--- WORK TO COMPLETE ---
Tell how many lines include the string "يمكن". Answer with a single number.

********************

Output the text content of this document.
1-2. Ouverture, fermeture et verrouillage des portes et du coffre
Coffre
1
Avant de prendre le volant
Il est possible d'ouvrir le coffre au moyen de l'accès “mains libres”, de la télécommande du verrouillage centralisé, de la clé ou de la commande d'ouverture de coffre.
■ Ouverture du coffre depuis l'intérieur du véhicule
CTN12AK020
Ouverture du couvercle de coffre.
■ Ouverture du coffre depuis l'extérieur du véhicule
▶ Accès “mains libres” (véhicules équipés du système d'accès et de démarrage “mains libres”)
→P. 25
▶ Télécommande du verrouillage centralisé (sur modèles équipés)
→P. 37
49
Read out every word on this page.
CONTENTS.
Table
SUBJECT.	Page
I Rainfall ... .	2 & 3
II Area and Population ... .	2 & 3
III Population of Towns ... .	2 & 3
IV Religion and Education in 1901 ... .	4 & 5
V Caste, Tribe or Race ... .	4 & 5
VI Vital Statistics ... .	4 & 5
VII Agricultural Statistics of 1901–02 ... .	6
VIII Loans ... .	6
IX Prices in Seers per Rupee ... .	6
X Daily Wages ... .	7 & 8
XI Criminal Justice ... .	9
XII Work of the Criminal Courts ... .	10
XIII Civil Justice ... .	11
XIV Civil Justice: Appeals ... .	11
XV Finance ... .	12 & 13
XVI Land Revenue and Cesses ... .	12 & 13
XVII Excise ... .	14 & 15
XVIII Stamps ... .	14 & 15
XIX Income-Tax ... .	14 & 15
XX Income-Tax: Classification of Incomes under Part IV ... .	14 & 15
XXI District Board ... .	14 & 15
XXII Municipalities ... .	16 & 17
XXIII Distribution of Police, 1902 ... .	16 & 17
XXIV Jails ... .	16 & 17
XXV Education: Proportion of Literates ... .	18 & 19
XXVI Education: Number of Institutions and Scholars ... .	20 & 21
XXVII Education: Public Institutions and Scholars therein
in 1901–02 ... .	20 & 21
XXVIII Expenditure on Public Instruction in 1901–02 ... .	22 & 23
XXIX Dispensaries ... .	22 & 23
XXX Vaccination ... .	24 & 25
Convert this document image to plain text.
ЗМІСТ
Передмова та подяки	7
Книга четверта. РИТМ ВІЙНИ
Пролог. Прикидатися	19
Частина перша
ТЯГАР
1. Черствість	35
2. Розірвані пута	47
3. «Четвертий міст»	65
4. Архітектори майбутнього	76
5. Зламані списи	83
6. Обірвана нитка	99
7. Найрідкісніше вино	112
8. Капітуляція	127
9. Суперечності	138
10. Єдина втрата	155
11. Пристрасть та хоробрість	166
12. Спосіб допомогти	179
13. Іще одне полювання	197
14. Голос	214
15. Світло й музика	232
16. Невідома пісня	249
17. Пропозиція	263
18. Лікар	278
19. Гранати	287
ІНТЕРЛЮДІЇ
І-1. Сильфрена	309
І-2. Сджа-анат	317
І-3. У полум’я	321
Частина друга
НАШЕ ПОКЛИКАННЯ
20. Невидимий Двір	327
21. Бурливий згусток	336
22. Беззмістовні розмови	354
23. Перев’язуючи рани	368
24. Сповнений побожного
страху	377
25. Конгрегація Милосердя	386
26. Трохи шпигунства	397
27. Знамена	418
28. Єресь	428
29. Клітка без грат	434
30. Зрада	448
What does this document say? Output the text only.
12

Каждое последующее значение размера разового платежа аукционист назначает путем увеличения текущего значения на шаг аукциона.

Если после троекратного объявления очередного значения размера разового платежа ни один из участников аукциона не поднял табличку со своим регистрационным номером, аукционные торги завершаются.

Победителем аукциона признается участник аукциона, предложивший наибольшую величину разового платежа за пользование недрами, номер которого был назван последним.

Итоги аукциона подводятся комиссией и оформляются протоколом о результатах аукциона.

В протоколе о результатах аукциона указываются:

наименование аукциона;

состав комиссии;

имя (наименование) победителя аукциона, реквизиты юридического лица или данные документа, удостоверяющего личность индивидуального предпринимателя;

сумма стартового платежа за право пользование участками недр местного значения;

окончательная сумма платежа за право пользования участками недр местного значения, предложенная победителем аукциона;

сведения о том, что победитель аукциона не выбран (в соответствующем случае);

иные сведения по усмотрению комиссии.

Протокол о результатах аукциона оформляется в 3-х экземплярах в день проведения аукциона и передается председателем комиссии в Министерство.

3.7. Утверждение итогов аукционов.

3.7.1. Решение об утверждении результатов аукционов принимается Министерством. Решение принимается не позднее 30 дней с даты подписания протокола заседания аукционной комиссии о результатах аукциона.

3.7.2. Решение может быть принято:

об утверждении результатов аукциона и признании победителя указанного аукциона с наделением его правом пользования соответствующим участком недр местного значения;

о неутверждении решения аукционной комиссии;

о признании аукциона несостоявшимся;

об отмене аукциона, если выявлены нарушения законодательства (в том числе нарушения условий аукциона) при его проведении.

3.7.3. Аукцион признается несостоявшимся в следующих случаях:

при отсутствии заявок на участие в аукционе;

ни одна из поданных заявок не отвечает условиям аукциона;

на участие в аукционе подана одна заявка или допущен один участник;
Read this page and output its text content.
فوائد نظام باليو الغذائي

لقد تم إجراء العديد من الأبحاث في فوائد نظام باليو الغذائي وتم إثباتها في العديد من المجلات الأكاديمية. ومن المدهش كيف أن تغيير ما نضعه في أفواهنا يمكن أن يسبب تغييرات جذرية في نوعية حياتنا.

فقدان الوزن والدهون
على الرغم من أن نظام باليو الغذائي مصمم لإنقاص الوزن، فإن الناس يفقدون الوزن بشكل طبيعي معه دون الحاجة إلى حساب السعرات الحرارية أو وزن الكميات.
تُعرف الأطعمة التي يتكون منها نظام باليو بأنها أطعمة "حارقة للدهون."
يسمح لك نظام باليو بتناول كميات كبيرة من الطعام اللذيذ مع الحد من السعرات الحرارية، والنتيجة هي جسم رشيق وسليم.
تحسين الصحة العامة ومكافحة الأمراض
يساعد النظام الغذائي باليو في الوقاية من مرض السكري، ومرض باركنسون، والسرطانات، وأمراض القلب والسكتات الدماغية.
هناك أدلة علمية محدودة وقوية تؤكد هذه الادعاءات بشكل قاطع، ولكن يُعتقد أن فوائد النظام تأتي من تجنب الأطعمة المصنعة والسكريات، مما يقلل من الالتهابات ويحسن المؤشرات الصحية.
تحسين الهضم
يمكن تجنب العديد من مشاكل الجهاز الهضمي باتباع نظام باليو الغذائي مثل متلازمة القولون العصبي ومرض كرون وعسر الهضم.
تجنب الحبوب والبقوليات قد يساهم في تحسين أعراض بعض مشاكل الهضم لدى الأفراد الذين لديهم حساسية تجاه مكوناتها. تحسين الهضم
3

********************

--- SOLUTION TO THIS TASK ---
2